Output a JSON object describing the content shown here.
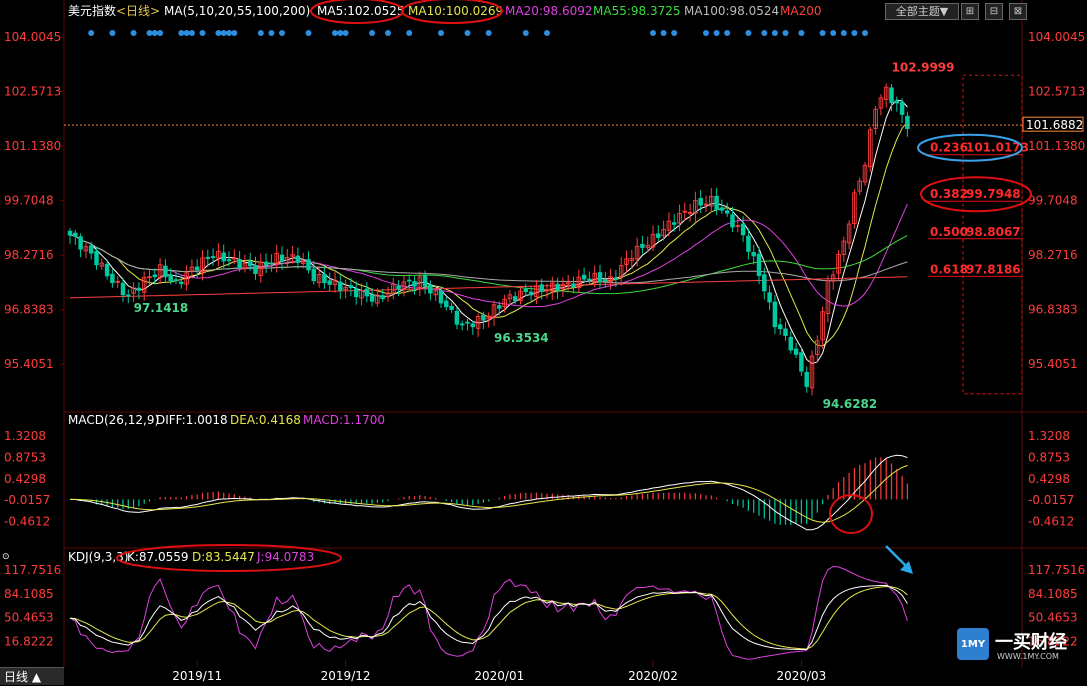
{
  "header": {
    "symbol": "美元指数",
    "period": "<日线>",
    "ma_label": "MA(5,10,20,55,100,200)",
    "ma5": "MA5:102.0525",
    "ma10": "MA10:100.0269",
    "ma20": "MA20:98.6092",
    "ma55": "MA55:98.3725",
    "ma100": "MA100:98.0524",
    "ma200": "MA200",
    "theme_button": "全部主题▼",
    "win_buttons": [
      "⊞",
      "⊟",
      "⊠"
    ]
  },
  "macd_header": {
    "name": "MACD(26,12,9)",
    "diff": "DIFF:1.0018",
    "dea": "DEA:0.4168",
    "macd": "MACD:1.1700"
  },
  "kdj_header": {
    "name": "KDJ(9,3,3)",
    "k": "K:87.0559",
    "d": "D:83.5447",
    "j": "J:94.0783"
  },
  "bottom_tab": "日线 ▲",
  "logo": {
    "mark": "1MY",
    "name": "一买财经",
    "url": "WWW.1MY.COM"
  },
  "chart_data": {
    "type": "candlestick",
    "main_axis": {
      "ticks": [
        104.0045,
        102.5713,
        101.138,
        99.7048,
        98.2716,
        96.8383,
        95.4051
      ],
      "tick_labels": [
        "104.0045",
        "102.5713",
        "101.1380",
        "99.7048",
        "98.2716",
        "96.8383",
        "95.4051"
      ],
      "ylim": [
        94.28,
        104.4
      ]
    },
    "x_labels": [
      "2019/11",
      "2019/12",
      "2020/01",
      "2020/02",
      "2020/03"
    ],
    "current_price": 101.6882,
    "current_price_label": "101.6882",
    "annotations": [
      {
        "text": "102.9999",
        "value": 102.9999
      },
      {
        "text": "97.1418",
        "value": 97.1418
      },
      {
        "text": "96.3534",
        "value": 96.3534
      },
      {
        "text": "94.6282",
        "value": 94.6282
      }
    ],
    "fibonacci": [
      {
        "ratio": "0.236",
        "price": "101.0173",
        "value": 101.0173
      },
      {
        "ratio": "0.382",
        "price": "99.7948",
        "value": 99.7948
      },
      {
        "ratio": "0.500",
        "price": "98.8067",
        "value": 98.8067
      },
      {
        "ratio": "0.618",
        "price": "97.8186",
        "value": 97.8186
      }
    ],
    "macd_axis": {
      "ticks": [
        1.3208,
        0.8753,
        0.4298,
        -0.0157,
        -0.4612
      ],
      "tick_labels": [
        "1.3208",
        "0.8753",
        "0.4298",
        "-0.0157",
        "-0.4612"
      ],
      "ylim": [
        -0.95,
        1.55
      ]
    },
    "kdj_axis": {
      "ticks": [
        117.7516,
        84.1085,
        50.4653,
        16.8222
      ],
      "tick_labels": [
        "117.7516",
        "84.1085",
        "50.4653",
        "16.8222"
      ],
      "ylim": [
        -15,
        135
      ]
    },
    "colors": {
      "up": "#ff3c3c",
      "down": "#00c8a0",
      "ma5": "#ffffff",
      "ma10": "#e6e64b",
      "ma20": "#e040e0",
      "ma55": "#3cdc3c",
      "ma100": "#aaaaaa",
      "ma200": "#ff4040",
      "highlight": "#e01010",
      "blue_ring": "#3aa0e8"
    },
    "close_waypoints": [
      [
        0,
        98.8
      ],
      [
        4,
        98.3
      ],
      [
        8,
        97.6
      ],
      [
        11,
        97.2
      ],
      [
        14,
        97.6
      ],
      [
        17,
        97.9
      ],
      [
        20,
        97.5
      ],
      [
        23,
        97.9
      ],
      [
        27,
        98.3
      ],
      [
        31,
        98.1
      ],
      [
        35,
        97.9
      ],
      [
        39,
        98.2
      ],
      [
        43,
        98.2
      ],
      [
        46,
        97.7
      ],
      [
        50,
        97.5
      ],
      [
        54,
        97.3
      ],
      [
        58,
        97.1
      ],
      [
        62,
        97.5
      ],
      [
        66,
        97.6
      ],
      [
        70,
        97.1
      ],
      [
        74,
        96.4
      ],
      [
        78,
        96.6
      ],
      [
        82,
        97.1
      ],
      [
        86,
        97.3
      ],
      [
        90,
        97.4
      ],
      [
        94,
        97.5
      ],
      [
        98,
        97.7
      ],
      [
        102,
        97.6
      ],
      [
        106,
        98.3
      ],
      [
        110,
        98.7
      ],
      [
        114,
        99.2
      ],
      [
        118,
        99.6
      ],
      [
        121,
        99.7
      ],
      [
        124,
        99.3
      ],
      [
        127,
        98.8
      ],
      [
        130,
        97.8
      ],
      [
        133,
        96.5
      ],
      [
        136,
        95.9
      ],
      [
        139,
        94.9
      ],
      [
        141,
        96.1
      ],
      [
        143,
        97.5
      ],
      [
        146,
        98.6
      ],
      [
        148,
        99.8
      ],
      [
        150,
        100.7
      ],
      [
        152,
        102.2
      ],
      [
        154,
        102.6
      ],
      [
        156,
        102.2
      ],
      [
        158,
        101.7
      ]
    ]
  }
}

※ ※ ※

(What is required) Find every line in the records that contains the word "name"; copy those lines.

(Answer for this exercise)
    "name": "MACD(26,12,9)",
    "name": "KDJ(9,3,3)",
    "name": "一买财经",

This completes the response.